What you have to do:
Extract every line that contains the word "services".

Dataset records:

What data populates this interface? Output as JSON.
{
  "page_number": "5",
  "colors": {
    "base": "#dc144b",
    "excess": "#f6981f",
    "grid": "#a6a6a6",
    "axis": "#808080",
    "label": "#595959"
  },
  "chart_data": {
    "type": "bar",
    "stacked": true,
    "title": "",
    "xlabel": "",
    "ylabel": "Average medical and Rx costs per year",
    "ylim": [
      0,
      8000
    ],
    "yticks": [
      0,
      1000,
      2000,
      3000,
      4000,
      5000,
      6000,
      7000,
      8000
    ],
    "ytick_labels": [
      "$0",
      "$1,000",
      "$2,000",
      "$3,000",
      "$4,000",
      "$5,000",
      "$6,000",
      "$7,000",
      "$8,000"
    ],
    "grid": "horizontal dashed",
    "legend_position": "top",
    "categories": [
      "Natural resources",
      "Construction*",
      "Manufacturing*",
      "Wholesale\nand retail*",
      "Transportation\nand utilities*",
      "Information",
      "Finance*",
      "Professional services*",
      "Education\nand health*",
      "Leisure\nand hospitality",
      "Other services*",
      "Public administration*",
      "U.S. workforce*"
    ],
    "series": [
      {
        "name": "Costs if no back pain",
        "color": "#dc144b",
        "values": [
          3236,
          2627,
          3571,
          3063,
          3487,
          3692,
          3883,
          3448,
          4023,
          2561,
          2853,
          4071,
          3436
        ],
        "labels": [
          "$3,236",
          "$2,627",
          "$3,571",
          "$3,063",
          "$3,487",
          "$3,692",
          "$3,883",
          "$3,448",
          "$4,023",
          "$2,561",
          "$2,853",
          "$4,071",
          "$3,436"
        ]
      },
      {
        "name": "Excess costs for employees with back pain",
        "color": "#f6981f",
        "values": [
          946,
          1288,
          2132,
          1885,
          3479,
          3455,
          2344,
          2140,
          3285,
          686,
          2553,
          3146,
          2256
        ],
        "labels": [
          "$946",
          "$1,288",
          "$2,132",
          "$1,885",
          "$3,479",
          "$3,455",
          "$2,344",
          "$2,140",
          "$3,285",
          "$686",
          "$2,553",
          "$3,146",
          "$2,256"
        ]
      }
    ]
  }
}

Final result:
      "Professional services*",
      "Other services*",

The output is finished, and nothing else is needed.